DATA ENTRIES:
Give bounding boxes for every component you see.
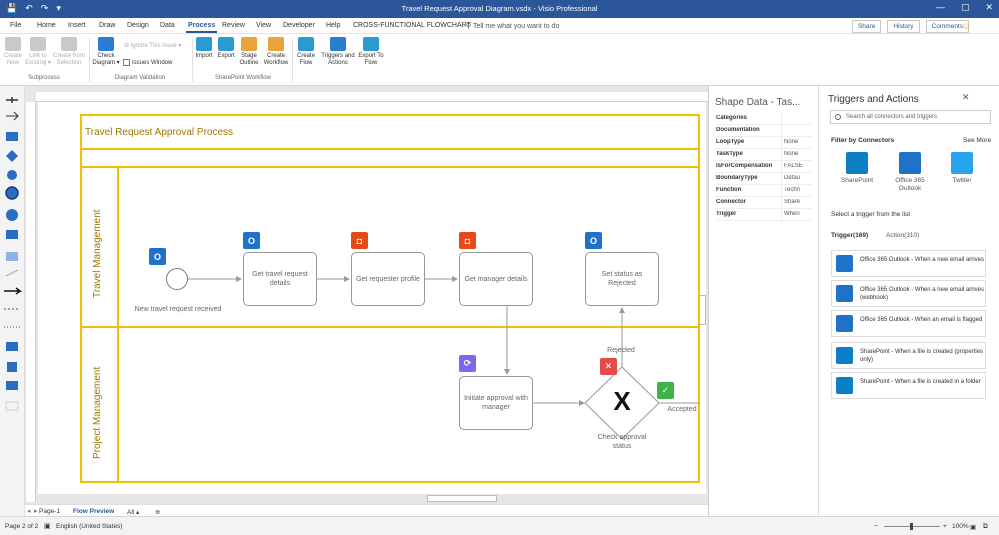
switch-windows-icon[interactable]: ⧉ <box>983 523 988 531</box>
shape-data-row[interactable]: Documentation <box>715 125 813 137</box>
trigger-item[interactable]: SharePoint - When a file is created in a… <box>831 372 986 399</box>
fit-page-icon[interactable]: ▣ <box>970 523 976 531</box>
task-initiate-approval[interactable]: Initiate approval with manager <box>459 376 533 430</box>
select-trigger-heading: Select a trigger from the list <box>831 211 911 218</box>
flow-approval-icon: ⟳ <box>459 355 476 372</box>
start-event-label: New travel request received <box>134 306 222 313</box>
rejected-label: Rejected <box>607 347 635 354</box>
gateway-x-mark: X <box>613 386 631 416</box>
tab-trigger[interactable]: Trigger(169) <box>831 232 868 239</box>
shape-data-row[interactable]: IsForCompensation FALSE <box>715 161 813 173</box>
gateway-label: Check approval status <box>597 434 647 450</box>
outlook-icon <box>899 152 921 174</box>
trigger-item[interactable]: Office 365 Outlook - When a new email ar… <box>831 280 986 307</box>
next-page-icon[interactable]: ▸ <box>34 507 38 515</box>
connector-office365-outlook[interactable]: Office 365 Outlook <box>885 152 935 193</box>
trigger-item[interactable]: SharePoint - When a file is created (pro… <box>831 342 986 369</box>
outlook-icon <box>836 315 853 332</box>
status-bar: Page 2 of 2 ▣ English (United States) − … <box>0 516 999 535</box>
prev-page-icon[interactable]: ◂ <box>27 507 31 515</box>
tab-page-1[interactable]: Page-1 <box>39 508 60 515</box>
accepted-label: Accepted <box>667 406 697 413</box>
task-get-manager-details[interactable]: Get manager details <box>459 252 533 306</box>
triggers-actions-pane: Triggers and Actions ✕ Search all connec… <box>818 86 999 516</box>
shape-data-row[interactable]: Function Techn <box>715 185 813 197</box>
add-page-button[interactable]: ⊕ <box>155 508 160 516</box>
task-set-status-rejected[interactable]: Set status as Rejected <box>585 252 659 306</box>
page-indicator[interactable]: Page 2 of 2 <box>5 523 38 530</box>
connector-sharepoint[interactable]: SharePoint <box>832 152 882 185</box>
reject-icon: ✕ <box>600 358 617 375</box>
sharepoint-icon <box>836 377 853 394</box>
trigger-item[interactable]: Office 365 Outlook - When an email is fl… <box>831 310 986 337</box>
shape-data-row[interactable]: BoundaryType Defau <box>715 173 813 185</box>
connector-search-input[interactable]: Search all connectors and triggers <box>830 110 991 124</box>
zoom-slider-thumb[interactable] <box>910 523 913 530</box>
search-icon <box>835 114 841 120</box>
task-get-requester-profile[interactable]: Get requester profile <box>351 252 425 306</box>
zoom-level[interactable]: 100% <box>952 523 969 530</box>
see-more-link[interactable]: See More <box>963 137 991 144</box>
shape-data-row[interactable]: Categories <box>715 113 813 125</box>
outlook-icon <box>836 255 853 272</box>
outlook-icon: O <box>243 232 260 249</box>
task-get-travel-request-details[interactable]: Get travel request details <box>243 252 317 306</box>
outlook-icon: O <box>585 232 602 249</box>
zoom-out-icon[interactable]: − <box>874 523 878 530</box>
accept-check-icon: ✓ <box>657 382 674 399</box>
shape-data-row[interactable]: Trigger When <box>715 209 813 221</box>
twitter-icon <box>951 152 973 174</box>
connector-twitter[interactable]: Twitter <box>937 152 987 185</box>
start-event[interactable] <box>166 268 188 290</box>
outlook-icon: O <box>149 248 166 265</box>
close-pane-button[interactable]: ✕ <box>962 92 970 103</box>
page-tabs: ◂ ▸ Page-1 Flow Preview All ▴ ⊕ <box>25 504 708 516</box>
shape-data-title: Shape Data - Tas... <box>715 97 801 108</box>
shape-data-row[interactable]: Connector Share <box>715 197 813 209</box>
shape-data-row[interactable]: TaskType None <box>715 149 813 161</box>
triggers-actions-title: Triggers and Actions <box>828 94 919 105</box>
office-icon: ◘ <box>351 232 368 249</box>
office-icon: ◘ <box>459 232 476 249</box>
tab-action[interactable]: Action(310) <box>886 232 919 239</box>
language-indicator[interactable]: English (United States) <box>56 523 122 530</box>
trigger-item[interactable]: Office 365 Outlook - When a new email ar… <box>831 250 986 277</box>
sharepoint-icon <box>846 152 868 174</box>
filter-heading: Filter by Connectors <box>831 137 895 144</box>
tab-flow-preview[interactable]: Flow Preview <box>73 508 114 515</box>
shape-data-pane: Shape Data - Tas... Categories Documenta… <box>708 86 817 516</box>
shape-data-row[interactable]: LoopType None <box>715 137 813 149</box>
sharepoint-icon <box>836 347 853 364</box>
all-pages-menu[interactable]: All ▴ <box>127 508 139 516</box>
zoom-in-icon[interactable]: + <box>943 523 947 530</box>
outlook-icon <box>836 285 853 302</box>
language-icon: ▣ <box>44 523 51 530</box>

==

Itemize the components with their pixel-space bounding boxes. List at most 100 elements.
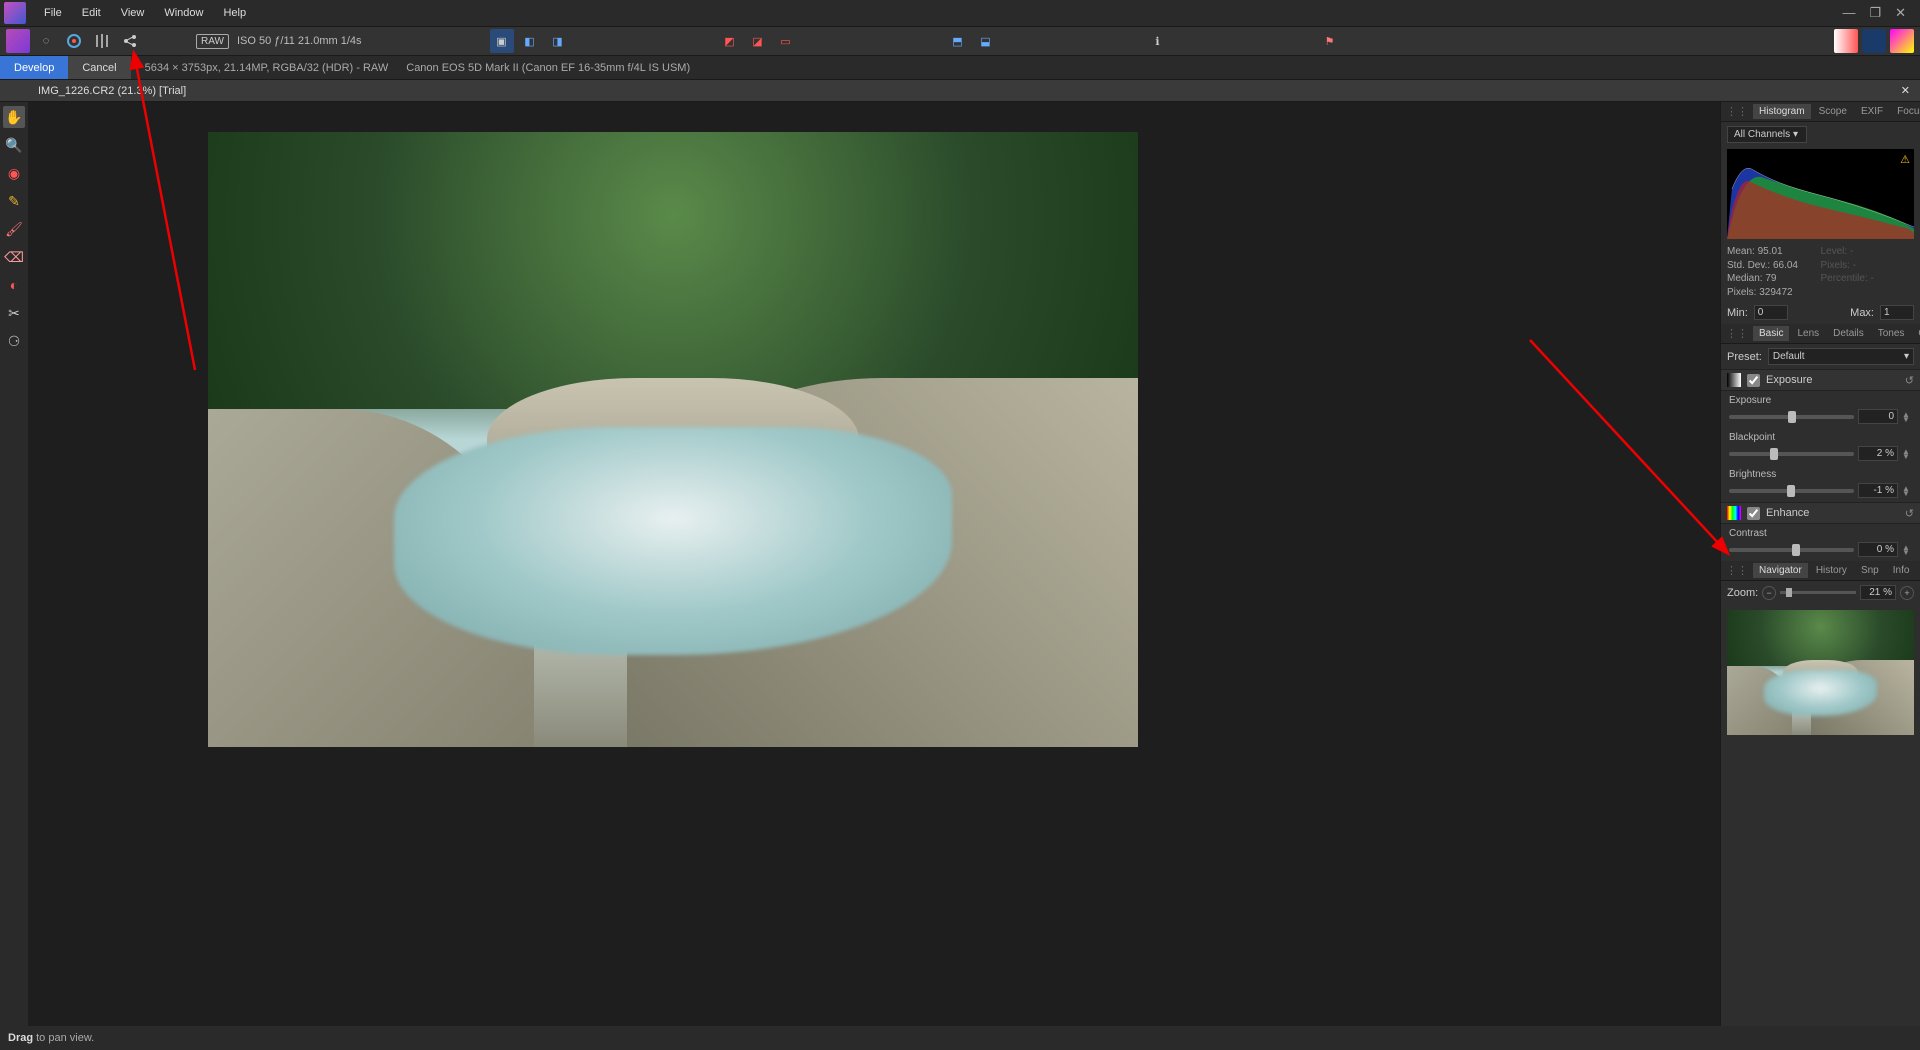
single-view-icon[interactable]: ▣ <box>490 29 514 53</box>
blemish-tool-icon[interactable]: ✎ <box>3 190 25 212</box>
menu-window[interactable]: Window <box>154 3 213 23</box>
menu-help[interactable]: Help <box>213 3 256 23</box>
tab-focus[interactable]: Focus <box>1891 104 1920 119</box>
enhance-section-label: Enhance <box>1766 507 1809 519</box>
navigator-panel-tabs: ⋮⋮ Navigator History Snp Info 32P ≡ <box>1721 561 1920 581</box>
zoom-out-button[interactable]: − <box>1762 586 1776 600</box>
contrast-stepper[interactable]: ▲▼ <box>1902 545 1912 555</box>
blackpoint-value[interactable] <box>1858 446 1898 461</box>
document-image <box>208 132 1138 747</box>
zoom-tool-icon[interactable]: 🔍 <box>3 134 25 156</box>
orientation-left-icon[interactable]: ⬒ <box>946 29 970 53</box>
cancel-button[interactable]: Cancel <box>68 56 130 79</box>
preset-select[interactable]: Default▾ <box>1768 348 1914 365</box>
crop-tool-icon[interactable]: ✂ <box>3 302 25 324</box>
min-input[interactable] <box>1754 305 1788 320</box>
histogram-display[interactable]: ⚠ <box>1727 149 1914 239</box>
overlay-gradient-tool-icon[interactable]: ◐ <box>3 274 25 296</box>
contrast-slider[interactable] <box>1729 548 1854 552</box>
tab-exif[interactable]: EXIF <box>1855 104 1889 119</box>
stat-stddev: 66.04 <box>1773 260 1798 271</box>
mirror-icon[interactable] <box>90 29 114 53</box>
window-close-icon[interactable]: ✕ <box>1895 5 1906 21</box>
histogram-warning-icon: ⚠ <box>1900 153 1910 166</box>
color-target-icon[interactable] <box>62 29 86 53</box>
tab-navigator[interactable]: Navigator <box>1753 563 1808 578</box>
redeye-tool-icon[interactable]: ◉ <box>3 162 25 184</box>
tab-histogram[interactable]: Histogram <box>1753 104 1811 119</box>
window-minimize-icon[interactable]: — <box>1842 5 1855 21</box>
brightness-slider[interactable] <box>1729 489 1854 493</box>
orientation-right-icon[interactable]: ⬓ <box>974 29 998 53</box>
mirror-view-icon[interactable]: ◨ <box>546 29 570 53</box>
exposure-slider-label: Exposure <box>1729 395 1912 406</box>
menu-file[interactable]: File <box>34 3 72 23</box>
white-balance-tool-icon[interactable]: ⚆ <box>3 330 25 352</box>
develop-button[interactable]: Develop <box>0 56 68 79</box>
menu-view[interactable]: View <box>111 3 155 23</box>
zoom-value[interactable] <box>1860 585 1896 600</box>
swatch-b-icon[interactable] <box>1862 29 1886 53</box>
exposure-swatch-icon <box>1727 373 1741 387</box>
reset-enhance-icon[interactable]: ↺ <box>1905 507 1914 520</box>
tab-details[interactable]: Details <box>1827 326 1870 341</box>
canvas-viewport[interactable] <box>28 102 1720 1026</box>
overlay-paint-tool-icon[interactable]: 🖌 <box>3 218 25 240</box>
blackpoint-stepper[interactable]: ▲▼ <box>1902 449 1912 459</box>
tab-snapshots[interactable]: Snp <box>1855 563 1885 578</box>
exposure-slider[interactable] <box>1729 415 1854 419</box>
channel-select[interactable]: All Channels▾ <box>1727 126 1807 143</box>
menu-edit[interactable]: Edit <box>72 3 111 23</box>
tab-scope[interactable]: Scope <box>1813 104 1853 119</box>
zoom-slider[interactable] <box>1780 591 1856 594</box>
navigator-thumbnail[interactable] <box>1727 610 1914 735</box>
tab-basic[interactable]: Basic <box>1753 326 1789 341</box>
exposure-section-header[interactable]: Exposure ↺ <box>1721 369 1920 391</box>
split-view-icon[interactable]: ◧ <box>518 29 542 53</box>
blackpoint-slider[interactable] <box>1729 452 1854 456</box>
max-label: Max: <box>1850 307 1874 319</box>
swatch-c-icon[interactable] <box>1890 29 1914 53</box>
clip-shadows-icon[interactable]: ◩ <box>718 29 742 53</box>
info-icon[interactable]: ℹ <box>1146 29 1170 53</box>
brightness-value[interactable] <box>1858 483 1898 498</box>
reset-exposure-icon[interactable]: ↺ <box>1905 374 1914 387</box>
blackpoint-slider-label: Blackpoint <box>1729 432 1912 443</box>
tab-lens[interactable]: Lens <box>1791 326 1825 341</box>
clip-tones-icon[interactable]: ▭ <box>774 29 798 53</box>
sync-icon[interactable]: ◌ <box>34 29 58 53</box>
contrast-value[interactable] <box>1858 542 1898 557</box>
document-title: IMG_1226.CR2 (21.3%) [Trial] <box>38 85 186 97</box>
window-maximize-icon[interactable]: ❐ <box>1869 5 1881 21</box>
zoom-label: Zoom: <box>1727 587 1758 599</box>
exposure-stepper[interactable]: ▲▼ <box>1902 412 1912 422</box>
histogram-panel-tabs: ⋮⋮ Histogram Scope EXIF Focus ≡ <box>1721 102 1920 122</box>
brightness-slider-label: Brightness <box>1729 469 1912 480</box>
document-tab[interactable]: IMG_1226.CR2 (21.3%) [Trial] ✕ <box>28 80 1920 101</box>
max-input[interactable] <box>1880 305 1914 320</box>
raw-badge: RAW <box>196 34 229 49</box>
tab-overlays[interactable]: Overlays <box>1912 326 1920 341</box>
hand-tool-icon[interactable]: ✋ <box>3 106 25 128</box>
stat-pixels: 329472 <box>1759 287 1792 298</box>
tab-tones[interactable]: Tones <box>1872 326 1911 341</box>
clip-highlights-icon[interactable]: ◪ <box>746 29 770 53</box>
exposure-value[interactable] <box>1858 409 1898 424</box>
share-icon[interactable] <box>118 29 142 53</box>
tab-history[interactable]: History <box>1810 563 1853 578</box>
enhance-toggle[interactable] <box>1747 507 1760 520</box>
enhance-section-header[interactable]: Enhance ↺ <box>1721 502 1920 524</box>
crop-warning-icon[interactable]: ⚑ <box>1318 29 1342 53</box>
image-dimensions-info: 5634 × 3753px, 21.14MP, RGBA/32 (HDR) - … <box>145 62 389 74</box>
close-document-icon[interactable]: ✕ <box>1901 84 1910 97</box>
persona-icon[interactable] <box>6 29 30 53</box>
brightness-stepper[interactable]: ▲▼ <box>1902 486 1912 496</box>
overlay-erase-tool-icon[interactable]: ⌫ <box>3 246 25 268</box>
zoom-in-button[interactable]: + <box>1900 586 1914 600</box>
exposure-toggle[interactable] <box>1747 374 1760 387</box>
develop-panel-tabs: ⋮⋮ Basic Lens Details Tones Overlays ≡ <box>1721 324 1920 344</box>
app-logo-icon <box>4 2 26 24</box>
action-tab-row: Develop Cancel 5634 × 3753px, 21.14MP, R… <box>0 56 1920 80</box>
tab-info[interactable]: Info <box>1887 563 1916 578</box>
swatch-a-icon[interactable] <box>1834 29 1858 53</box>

---

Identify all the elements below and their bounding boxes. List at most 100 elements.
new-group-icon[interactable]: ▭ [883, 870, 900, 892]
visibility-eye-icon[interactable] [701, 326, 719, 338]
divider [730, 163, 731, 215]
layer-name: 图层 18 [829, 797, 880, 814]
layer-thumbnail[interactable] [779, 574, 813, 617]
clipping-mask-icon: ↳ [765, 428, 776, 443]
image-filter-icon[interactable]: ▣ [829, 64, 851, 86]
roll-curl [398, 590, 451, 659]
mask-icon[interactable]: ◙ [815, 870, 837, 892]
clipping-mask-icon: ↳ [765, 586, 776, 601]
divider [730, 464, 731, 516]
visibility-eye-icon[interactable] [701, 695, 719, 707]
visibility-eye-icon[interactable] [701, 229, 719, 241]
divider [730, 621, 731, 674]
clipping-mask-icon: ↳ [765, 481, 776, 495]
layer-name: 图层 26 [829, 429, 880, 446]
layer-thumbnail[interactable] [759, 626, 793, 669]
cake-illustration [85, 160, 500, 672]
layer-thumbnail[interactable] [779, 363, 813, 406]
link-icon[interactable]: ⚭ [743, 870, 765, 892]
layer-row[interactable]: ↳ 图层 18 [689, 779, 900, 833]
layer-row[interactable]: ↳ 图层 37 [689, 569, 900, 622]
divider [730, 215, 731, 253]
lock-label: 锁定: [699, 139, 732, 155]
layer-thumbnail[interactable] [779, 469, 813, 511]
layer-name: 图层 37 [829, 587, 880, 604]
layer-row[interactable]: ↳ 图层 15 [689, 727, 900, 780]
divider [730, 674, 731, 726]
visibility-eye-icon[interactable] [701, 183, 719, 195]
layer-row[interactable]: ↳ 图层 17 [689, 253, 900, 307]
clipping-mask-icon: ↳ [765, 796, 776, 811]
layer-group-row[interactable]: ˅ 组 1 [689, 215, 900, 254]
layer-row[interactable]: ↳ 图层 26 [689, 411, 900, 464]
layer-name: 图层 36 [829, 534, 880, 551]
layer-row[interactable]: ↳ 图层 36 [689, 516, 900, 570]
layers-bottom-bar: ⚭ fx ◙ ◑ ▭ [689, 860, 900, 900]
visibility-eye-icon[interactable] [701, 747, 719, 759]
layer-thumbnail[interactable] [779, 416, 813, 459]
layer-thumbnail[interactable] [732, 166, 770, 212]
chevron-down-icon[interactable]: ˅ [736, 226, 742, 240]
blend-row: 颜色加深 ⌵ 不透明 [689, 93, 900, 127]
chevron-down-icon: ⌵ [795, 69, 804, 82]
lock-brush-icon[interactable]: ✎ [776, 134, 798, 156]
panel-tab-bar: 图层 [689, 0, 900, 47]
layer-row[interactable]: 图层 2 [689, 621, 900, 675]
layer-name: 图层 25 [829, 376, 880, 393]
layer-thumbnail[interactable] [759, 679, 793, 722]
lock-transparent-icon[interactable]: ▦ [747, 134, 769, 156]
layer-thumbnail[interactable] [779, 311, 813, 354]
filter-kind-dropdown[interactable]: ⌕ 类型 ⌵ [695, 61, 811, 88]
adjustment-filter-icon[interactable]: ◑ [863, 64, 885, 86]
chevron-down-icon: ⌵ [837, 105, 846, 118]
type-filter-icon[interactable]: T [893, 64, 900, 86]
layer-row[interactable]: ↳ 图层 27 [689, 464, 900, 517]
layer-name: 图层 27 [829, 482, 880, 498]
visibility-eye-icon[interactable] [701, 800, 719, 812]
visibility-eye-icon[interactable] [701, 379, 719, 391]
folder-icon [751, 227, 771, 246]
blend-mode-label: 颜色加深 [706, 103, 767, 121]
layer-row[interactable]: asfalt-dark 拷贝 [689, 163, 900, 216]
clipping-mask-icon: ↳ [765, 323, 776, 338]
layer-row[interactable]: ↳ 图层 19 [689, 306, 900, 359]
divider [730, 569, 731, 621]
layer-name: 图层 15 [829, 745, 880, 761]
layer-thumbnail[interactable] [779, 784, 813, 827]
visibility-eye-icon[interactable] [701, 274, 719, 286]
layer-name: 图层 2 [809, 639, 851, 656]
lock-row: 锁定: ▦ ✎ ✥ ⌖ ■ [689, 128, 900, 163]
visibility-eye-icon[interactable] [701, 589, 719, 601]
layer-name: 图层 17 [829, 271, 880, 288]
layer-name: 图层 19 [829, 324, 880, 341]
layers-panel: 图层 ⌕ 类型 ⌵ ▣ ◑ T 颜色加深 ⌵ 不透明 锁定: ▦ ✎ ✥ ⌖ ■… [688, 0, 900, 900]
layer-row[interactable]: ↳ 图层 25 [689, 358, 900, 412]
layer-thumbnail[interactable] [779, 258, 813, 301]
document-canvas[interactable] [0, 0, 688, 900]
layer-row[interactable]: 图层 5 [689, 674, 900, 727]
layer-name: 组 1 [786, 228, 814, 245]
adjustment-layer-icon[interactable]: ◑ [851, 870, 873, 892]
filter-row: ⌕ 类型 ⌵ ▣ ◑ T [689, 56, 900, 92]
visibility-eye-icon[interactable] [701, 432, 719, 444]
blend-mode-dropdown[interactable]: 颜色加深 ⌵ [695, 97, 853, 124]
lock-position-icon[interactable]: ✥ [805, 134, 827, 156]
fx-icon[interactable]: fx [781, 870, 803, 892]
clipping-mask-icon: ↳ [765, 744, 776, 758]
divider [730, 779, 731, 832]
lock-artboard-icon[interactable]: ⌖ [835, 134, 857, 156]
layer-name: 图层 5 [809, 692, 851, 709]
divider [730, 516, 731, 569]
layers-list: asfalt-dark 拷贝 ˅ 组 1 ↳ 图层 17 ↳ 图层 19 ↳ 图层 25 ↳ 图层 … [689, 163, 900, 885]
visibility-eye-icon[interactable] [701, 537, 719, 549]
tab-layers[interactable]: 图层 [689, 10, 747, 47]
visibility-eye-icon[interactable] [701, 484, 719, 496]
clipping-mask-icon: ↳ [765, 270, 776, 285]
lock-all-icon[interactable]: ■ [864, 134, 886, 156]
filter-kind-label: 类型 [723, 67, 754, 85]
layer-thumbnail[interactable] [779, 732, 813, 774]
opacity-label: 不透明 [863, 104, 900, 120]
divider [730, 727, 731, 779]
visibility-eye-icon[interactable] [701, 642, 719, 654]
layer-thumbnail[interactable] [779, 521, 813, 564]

WHAT THIS TASK INVOLVES: Please write out, character for character, the stretch of the material above from the line containing "switch-windows-icon[interactable]: ⧉ <box>983" through the line containing "372 986 399</box>", with nothing before or after it.

CORRECT RESPONSE:
switch-windows-icon[interactable]: ⧉ <box>983 523 988 531</box>
shape-data-row[interactable]: Documentation <box>715 125 813 137</box>
trigger-item[interactable]: SharePoint - When a file is created in a… <box>831 372 986 399</box>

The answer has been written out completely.